→ **Your goal**
Look through the lines below, find those with the word "factor", and copy them.

[Records from a data source]
━━━━━━━━━━

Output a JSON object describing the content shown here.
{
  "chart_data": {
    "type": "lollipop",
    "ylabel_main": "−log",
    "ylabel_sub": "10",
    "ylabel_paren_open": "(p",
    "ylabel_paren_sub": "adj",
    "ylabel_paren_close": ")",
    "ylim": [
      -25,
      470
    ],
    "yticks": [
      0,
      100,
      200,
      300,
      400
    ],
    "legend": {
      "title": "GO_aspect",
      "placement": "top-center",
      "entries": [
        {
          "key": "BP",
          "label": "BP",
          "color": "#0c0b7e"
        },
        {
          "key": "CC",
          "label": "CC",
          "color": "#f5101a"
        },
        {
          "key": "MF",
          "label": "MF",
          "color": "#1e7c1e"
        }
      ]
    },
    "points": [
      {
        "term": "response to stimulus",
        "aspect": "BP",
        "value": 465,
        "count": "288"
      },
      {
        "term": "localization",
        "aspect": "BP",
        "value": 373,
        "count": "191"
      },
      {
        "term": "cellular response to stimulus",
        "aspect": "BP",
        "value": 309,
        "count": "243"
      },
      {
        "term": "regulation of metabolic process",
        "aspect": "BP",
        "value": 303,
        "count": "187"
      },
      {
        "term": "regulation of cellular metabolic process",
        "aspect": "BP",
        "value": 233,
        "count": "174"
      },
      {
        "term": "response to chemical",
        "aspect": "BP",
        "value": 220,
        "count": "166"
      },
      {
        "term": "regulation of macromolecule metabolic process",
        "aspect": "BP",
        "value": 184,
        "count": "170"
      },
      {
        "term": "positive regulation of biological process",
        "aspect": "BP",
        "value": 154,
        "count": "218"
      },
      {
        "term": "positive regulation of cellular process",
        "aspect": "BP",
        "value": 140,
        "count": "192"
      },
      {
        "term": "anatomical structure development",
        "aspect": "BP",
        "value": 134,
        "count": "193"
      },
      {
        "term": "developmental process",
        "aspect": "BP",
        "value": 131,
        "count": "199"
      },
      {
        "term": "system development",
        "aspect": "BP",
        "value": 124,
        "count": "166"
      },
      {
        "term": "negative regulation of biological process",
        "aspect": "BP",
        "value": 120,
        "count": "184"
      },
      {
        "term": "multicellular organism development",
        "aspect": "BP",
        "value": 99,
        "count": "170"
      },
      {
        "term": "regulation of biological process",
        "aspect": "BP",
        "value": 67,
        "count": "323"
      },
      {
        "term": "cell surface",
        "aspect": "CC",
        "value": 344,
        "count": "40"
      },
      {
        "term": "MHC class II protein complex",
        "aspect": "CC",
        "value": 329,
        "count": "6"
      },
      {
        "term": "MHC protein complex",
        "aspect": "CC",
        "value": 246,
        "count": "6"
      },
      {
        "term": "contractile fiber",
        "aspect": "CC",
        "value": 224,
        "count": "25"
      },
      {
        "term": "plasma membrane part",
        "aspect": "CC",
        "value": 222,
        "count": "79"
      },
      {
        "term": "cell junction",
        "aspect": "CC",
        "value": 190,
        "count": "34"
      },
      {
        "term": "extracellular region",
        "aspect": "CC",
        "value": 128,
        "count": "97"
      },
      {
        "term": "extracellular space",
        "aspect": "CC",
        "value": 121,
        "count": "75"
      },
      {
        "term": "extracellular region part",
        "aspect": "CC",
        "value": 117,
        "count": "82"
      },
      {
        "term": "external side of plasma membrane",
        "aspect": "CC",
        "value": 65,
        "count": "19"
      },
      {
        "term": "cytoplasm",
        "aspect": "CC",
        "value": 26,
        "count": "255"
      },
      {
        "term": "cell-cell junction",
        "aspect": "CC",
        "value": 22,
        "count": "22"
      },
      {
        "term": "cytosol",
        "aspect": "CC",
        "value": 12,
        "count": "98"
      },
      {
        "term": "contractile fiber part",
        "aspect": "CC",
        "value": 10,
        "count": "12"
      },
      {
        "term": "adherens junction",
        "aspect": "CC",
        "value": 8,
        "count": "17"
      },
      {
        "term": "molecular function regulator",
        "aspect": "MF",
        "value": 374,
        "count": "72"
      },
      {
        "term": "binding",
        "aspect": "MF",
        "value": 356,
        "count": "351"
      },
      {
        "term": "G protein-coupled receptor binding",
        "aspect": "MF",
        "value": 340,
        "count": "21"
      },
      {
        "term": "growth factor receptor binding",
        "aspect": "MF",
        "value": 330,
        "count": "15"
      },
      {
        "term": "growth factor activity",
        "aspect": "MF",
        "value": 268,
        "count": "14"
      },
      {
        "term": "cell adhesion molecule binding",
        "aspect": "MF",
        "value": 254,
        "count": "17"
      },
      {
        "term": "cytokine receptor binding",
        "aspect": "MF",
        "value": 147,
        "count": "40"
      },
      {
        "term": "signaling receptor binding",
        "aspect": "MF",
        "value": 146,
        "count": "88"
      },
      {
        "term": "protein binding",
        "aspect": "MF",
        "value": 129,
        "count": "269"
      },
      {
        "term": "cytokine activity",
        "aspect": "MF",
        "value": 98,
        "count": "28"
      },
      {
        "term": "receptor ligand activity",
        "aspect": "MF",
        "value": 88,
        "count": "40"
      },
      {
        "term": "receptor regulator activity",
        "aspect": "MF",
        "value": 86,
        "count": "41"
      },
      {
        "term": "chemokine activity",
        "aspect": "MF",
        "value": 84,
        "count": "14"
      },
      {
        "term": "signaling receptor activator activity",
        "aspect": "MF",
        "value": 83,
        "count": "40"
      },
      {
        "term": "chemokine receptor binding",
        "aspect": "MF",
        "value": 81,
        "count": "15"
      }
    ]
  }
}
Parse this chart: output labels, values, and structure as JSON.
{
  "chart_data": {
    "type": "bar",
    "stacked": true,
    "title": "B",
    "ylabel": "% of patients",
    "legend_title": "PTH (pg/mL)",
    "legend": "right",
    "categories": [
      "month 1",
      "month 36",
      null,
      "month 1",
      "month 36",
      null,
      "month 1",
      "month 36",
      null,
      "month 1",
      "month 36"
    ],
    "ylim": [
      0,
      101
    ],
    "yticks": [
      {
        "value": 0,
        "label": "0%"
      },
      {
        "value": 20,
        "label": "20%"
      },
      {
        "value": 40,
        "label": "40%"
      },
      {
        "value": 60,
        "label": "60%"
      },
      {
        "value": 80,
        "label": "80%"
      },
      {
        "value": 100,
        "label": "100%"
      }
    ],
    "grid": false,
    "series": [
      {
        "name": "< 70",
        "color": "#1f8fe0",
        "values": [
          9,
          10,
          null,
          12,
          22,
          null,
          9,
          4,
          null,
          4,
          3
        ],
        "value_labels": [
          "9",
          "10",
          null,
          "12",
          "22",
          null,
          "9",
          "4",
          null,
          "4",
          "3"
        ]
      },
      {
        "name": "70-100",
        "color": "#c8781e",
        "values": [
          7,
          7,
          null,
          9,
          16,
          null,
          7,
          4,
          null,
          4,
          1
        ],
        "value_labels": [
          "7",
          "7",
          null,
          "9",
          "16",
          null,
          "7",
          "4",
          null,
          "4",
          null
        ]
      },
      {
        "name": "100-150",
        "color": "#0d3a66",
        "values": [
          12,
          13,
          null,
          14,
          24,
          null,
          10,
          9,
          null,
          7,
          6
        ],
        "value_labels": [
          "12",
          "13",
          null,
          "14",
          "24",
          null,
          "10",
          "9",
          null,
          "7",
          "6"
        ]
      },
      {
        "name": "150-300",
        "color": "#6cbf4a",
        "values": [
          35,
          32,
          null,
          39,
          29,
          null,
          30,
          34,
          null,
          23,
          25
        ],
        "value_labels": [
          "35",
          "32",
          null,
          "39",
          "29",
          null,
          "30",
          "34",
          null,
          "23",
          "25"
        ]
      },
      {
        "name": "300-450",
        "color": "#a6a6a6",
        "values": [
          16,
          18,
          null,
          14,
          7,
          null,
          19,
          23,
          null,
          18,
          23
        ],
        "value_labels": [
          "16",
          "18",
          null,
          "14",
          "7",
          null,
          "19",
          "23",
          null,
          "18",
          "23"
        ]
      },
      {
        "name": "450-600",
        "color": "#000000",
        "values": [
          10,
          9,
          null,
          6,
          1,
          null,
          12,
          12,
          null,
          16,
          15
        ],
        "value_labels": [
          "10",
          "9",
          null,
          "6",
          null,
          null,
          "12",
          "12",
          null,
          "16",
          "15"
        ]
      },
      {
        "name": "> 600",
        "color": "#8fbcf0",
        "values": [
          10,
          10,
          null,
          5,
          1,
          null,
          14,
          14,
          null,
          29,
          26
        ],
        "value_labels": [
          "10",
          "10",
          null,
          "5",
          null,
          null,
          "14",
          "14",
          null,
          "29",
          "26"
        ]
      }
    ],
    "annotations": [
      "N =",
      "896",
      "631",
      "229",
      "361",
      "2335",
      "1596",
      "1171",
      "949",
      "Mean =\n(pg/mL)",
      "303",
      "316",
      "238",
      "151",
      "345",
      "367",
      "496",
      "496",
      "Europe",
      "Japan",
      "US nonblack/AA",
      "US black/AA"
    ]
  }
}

━━━━━━━━━━

→ **Task result**
        "term": "growth factor receptor binding",
        "term": "growth factor activity",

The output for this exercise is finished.